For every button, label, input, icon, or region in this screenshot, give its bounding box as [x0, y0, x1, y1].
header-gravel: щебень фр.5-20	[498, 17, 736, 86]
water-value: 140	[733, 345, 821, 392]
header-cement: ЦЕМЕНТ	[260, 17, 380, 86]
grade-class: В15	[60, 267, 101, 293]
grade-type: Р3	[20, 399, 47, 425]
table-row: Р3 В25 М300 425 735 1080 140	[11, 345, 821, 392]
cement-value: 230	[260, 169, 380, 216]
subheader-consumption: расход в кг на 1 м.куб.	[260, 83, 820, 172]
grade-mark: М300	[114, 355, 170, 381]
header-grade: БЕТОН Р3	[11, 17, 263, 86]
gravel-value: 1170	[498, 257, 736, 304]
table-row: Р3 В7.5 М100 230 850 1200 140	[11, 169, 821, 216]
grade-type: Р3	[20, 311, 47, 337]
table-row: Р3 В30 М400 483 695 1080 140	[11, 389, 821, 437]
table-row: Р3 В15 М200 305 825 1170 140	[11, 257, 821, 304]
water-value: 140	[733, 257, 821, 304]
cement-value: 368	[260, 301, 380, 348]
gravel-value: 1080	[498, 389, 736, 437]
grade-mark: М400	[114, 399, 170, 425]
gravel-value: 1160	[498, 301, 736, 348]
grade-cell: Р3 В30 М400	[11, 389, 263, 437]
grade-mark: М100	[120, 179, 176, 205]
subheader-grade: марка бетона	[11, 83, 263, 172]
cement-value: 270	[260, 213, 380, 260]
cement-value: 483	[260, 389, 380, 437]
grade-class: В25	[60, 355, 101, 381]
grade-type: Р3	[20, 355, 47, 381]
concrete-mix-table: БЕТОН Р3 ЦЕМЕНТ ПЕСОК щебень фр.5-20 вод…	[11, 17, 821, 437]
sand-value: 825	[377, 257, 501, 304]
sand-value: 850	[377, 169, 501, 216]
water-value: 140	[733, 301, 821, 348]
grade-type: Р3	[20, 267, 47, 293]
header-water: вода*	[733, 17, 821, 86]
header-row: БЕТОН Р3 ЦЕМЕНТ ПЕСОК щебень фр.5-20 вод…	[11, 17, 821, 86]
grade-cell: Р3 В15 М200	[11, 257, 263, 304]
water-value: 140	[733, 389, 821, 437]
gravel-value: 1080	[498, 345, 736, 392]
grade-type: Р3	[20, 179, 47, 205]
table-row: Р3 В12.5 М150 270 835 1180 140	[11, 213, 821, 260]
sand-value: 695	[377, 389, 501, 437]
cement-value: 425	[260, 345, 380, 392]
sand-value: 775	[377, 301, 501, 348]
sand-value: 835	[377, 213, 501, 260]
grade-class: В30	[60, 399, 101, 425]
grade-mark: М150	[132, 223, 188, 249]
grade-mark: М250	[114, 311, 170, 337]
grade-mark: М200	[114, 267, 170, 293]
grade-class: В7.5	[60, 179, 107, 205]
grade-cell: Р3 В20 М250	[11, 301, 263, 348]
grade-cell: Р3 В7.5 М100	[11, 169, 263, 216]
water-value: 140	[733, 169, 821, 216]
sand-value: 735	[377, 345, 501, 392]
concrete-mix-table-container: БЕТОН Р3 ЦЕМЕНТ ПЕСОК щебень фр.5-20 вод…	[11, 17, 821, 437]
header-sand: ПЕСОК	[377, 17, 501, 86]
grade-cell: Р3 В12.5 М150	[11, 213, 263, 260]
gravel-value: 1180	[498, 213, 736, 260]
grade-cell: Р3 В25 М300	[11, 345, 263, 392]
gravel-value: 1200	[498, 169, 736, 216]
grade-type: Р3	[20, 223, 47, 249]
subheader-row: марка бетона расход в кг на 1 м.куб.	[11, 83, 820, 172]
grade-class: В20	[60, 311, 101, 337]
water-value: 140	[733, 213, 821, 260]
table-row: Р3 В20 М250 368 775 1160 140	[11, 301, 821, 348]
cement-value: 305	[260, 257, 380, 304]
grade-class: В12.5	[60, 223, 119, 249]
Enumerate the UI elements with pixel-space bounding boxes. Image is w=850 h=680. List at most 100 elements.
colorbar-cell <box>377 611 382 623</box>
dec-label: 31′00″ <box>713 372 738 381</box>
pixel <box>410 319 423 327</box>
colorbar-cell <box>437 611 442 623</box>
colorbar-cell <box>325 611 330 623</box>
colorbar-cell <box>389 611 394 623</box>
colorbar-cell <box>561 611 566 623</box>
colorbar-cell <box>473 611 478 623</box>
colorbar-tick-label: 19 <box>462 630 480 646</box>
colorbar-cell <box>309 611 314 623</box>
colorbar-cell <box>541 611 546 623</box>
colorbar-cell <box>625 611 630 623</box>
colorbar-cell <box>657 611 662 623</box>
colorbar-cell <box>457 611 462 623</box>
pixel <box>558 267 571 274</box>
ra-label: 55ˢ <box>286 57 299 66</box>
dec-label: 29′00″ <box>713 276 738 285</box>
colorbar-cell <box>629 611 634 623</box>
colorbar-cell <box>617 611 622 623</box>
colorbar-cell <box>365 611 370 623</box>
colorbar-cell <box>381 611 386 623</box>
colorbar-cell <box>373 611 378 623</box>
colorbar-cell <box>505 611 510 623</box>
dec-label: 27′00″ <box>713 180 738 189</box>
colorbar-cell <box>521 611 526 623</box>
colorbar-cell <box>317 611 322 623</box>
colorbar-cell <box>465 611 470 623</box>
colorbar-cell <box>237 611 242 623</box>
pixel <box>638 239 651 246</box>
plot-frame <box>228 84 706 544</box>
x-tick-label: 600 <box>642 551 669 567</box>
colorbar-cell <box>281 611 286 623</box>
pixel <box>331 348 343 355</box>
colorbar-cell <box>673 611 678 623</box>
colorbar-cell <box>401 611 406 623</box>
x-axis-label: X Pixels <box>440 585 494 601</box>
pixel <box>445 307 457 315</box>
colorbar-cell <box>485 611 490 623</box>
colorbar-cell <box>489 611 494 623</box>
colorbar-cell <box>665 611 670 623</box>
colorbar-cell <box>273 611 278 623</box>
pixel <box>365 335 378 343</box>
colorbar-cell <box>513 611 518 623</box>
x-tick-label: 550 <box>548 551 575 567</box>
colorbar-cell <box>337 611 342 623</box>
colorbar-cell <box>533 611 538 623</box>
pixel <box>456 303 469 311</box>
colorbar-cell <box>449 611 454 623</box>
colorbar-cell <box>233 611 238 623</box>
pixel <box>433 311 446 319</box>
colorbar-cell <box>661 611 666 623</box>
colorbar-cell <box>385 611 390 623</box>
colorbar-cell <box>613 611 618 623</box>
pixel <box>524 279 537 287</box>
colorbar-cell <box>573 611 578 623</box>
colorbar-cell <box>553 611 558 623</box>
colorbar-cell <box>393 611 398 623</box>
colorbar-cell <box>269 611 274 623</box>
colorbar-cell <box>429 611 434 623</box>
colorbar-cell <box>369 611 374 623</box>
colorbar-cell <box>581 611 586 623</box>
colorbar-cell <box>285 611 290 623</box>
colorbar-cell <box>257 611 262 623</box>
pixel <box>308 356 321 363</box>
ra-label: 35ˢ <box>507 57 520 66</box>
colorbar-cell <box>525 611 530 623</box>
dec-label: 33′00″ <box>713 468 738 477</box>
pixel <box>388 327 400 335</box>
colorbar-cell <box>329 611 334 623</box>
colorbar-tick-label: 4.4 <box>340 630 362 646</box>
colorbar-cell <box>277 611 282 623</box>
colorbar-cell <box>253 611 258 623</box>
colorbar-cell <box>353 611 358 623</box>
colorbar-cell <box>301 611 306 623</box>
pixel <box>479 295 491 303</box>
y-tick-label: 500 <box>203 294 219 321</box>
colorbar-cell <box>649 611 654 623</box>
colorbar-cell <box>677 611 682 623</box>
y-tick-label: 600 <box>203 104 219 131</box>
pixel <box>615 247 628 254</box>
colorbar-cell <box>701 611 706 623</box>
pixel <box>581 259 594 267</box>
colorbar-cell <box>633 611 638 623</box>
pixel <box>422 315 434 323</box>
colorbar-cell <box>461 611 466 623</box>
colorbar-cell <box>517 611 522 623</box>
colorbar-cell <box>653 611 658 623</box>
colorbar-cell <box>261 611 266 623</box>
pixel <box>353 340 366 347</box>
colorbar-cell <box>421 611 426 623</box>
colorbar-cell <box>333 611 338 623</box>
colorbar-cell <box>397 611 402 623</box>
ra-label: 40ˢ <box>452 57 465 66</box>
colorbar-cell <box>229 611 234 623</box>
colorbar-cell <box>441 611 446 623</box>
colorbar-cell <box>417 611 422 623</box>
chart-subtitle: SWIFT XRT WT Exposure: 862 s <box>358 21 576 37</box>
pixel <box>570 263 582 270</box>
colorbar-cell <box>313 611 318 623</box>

**Exercise description:**
Could you copy out, word for word, everything from the very beginning of the material down to the line containing "301, 736, 348]", with that line included?

**Answer to this task:**
For every button, label, input, icon, or region in this screenshot, give its bounding box as [x0, y0, x1, y1].
header-gravel: щебень фр.5-20	[498, 17, 736, 86]
water-value: 140	[733, 345, 821, 392]
header-cement: ЦЕМЕНТ	[260, 17, 380, 86]
grade-class: В15	[60, 267, 101, 293]
grade-type: Р3	[20, 399, 47, 425]
table-row: Р3 В25 М300 425 735 1080 140	[11, 345, 821, 392]
cement-value: 230	[260, 169, 380, 216]
subheader-consumption: расход в кг на 1 м.куб.	[260, 83, 820, 172]
grade-mark: М300	[114, 355, 170, 381]
header-grade: БЕТОН Р3	[11, 17, 263, 86]
gravel-value: 1170	[498, 257, 736, 304]
table-row: Р3 В7.5 М100 230 850 1200 140	[11, 169, 821, 216]
grade-type: Р3	[20, 311, 47, 337]
table-row: Р3 В30 М400 483 695 1080 140	[11, 389, 821, 437]
table-row: Р3 В15 М200 305 825 1170 140	[11, 257, 821, 304]
water-value: 140	[733, 257, 821, 304]
cement-value: 368	[260, 301, 380, 348]
gravel-value: 1080	[498, 389, 736, 437]
grade-mark: М400	[114, 399, 170, 425]
gravel-value: 1160	[498, 301, 736, 348]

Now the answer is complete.